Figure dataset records
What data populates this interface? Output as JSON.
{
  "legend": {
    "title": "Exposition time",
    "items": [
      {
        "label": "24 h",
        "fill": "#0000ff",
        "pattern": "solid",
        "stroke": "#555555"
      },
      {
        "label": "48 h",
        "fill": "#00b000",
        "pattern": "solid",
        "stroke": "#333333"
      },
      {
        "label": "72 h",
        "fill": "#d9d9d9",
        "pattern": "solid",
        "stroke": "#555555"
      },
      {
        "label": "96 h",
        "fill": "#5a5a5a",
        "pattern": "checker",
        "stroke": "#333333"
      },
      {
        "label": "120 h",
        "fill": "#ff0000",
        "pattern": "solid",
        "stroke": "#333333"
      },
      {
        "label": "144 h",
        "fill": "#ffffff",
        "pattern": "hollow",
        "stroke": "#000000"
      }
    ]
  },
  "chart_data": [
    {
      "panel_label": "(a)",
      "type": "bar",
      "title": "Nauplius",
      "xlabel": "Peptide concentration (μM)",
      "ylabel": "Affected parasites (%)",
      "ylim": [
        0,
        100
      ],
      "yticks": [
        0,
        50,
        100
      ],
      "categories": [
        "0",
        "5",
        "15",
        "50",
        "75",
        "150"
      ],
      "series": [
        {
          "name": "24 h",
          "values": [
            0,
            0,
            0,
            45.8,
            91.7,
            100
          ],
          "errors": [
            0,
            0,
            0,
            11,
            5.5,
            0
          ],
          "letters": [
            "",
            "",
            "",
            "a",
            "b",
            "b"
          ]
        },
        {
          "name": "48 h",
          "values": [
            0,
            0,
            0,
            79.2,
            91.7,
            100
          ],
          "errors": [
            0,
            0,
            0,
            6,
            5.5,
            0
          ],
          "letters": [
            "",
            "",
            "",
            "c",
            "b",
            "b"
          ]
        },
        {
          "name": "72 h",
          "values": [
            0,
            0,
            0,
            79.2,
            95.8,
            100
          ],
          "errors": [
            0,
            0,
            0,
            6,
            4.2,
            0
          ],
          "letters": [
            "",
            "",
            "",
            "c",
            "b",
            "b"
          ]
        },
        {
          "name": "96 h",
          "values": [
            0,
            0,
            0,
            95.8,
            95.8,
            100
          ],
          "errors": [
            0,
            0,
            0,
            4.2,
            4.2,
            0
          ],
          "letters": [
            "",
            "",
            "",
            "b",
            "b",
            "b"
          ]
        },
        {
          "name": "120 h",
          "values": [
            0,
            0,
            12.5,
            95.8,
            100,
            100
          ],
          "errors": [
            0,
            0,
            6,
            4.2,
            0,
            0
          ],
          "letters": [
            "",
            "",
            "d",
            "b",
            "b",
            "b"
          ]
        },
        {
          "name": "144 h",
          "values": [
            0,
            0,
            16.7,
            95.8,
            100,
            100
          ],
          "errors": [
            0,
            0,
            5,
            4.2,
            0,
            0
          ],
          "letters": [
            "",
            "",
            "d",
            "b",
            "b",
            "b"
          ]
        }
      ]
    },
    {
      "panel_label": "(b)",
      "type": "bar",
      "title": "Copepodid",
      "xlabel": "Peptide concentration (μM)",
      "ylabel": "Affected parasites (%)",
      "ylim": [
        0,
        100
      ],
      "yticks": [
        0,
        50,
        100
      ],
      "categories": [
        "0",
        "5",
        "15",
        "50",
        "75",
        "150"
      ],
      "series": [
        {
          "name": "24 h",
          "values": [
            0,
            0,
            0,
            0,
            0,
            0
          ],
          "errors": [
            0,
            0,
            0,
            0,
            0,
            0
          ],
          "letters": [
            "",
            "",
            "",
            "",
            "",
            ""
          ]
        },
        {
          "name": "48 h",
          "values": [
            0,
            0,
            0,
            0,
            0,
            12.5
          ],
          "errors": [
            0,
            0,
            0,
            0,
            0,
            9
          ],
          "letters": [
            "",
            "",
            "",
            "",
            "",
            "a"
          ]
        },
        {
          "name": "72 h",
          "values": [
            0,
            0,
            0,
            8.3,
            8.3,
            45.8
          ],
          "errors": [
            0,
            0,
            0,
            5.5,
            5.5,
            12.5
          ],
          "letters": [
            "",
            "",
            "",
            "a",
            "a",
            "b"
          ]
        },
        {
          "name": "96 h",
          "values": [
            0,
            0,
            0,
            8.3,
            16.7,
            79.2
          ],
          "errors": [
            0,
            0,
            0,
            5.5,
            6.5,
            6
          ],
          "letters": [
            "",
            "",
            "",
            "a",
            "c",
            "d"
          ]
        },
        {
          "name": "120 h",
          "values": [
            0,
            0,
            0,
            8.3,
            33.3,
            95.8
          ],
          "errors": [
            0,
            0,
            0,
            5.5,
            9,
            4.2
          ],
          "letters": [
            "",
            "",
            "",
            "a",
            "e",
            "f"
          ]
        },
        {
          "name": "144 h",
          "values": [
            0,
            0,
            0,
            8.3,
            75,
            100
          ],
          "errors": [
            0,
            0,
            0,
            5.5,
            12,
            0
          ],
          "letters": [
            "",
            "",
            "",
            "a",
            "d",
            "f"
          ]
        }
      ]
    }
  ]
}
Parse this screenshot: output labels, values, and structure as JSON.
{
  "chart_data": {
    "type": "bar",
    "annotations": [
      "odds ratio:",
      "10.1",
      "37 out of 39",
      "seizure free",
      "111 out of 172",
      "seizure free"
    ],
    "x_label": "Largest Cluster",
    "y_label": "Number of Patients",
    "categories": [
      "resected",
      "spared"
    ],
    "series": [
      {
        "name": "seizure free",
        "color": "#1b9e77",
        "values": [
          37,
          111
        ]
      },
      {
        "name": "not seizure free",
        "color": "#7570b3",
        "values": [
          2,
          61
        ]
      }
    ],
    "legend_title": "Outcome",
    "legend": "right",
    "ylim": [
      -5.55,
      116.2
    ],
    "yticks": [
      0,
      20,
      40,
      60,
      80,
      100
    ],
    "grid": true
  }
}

Your task — Reproduce the data exactly, character for character.

Result for this exercise —
What data populates this interface? Output as JSON.
{
  "legend": {
    "title": "Exposition time",
    "items": [
      {
        "label": "24 h",
        "fill": "#0000ff",
        "pattern": "solid",
        "stroke": "#555555"
      },
      {
        "label": "48 h",
        "fill": "#00b000",
        "pattern": "solid",
        "stroke": "#333333"
      },
      {
        "label": "72 h",
        "fill": "#d9d9d9",
        "pattern": "solid",
        "stroke": "#555555"
      },
      {
        "label": "96 h",
        "fill": "#5a5a5a",
        "pattern": "checker",
        "stroke": "#333333"
      },
      {
        "label": "120 h",
        "fill": "#ff0000",
        "pattern": "solid",
        "stroke": "#333333"
      },
      {
        "label": "144 h",
        "fill": "#ffffff",
        "pattern": "hollow",
        "stroke": "#000000"
      }
    ]
  },
  "chart_data": [
    {
      "panel_label": "(a)",
      "type": "bar",
      "title": "Nauplius",
      "xlabel": "Peptide concentration (μM)",
      "ylabel": "Affected parasites (%)",
      "ylim": [
        0,
        100
      ],
      "yticks": [
        0,
        50,
        100
      ],
      "categories": [
        "0",
        "5",
        "15",
        "50",
        "75",
        "150"
      ],
      "series": [
        {
          "name": "24 h",
          "values": [
            0,
            0,
            0,
            45.8,
            91.7,
            100
          ],
          "errors": [
            0,
            0,
            0,
            11,
            5.5,
            0
          ],
          "letters": [
            "",
            "",
            "",
            "a",
            "b",
            "b"
          ]
        },
        {
          "name": "48 h",
          "values": [
            0,
            0,
            0,
            79.2,
            91.7,
            100
          ],
          "errors": [
            0,
            0,
            0,
            6,
            5.5,
            0
          ],
          "letters": [
            "",
            "",
            "",
            "c",
            "b",
            "b"
          ]
        },
        {
          "name": "72 h",
          "values": [
            0,
            0,
            0,
            79.2,
            95.8,
            100
          ],
          "errors": [
            0,
            0,
            0,
            6,
            4.2,
            0
          ],
          "letters": [
            "",
            "",
            "",
            "c",
            "b",
            "b"
          ]
        },
        {
          "name": "96 h",
          "values": [
            0,
            0,
            0,
            95.8,
            95.8,
            100
          ],
          "errors": [
            0,
            0,
            0,
            4.2,
            4.2,
            0
          ],
          "letters": [
            "",
            "",
            "",
            "b",
            "b",
            "b"
          ]
        },
        {
          "name": "120 h",
          "values": [
            0,
            0,
            12.5,
            95.8,
            100,
            100
          ],
          "errors": [
            0,
            0,
            6,
            4.2,
            0,
            0
          ],
          "letters": [
            "",
            "",
            "d",
            "b",
            "b",
            "b"
          ]
        },
        {
          "name": "144 h",
          "values": [
            0,
            0,
            16.7,
            95.8,
            100,
            100
          ],
          "errors": [
            0,
            0,
            5,
            4.2,
            0,
            0
          ],
          "letters": [
            "",
            "",
            "d",
            "b",
            "b",
            "b"
          ]
        }
      ]
    },
    {
      "panel_label": "(b)",
      "type": "bar",
      "title": "Copepodid",
      "xlabel": "Peptide concentration (μM)",
      "ylabel": "Affected parasites (%)",
      "ylim": [
        0,
        100
      ],
      "yticks": [
        0,
        50,
        100
      ],
      "categories": [
        "0",
        "5",
        "15",
        "50",
        "75",
        "150"
      ],
      "series": [
        {
          "name": "24 h",
          "values": [
            0,
            0,
            0,
            0,
            0,
            0
          ],
          "errors": [
            0,
            0,
            0,
            0,
            0,
            0
          ],
          "letters": [
            "",
            "",
            "",
            "",
            "",
            ""
          ]
        },
        {
          "name": "48 h",
          "values": [
            0,
            0,
            0,
            0,
            0,
            12.5
          ],
          "errors": [
            0,
            0,
            0,
            0,
            0,
            9
          ],
          "letters": [
            "",
            "",
            "",
            "",
            "",
            "a"
          ]
        },
        {
          "name": "72 h",
          "values": [
            0,
            0,
            0,
            8.3,
            8.3,
            45.8
          ],
          "errors": [
            0,
            0,
            0,
            5.5,
            5.5,
            12.5
          ],
          "letters": [
            "",
            "",
            "",
            "a",
            "a",
            "b"
          ]
        },
        {
          "name": "96 h",
          "values": [
            0,
            0,
            0,
            8.3,
            16.7,
            79.2
          ],
          "errors": [
            0,
            0,
            0,
            5.5,
            6.5,
            6
          ],
          "letters": [
            "",
            "",
            "",
            "a",
            "c",
            "d"
          ]
        },
        {
          "name": "120 h",
          "values": [
            0,
            0,
            0,
            8.3,
            33.3,
            95.8
          ],
          "errors": [
            0,
            0,
            0,
            5.5,
            9,
            4.2
          ],
          "letters": [
            "",
            "",
            "",
            "a",
            "e",
            "f"
          ]
        },
        {
          "name": "144 h",
          "values": [
            0,
            0,
            0,
            8.3,
            75,
            100
          ],
          "errors": [
            0,
            0,
            0,
            5.5,
            12,
            0
          ],
          "letters": [
            "",
            "",
            "",
            "a",
            "d",
            "f"
          ]
        }
      ]
    }
  ]
}
Parse this screenshot: output labels, values, and structure as JSON.
{
  "chart_data": {
    "type": "bar",
    "annotations": [
      "odds ratio:",
      "10.1",
      "37 out of 39",
      "seizure free",
      "111 out of 172",
      "seizure free"
    ],
    "x_label": "Largest Cluster",
    "y_label": "Number of Patients",
    "categories": [
      "resected",
      "spared"
    ],
    "series": [
      {
        "name": "seizure free",
        "color": "#1b9e77",
        "values": [
          37,
          111
        ]
      },
      {
        "name": "not seizure free",
        "color": "#7570b3",
        "values": [
          2,
          61
        ]
      }
    ],
    "legend_title": "Outcome",
    "legend": "right",
    "ylim": [
      -5.55,
      116.2
    ],
    "yticks": [
      0,
      20,
      40,
      60,
      80,
      100
    ],
    "grid": true
  }
}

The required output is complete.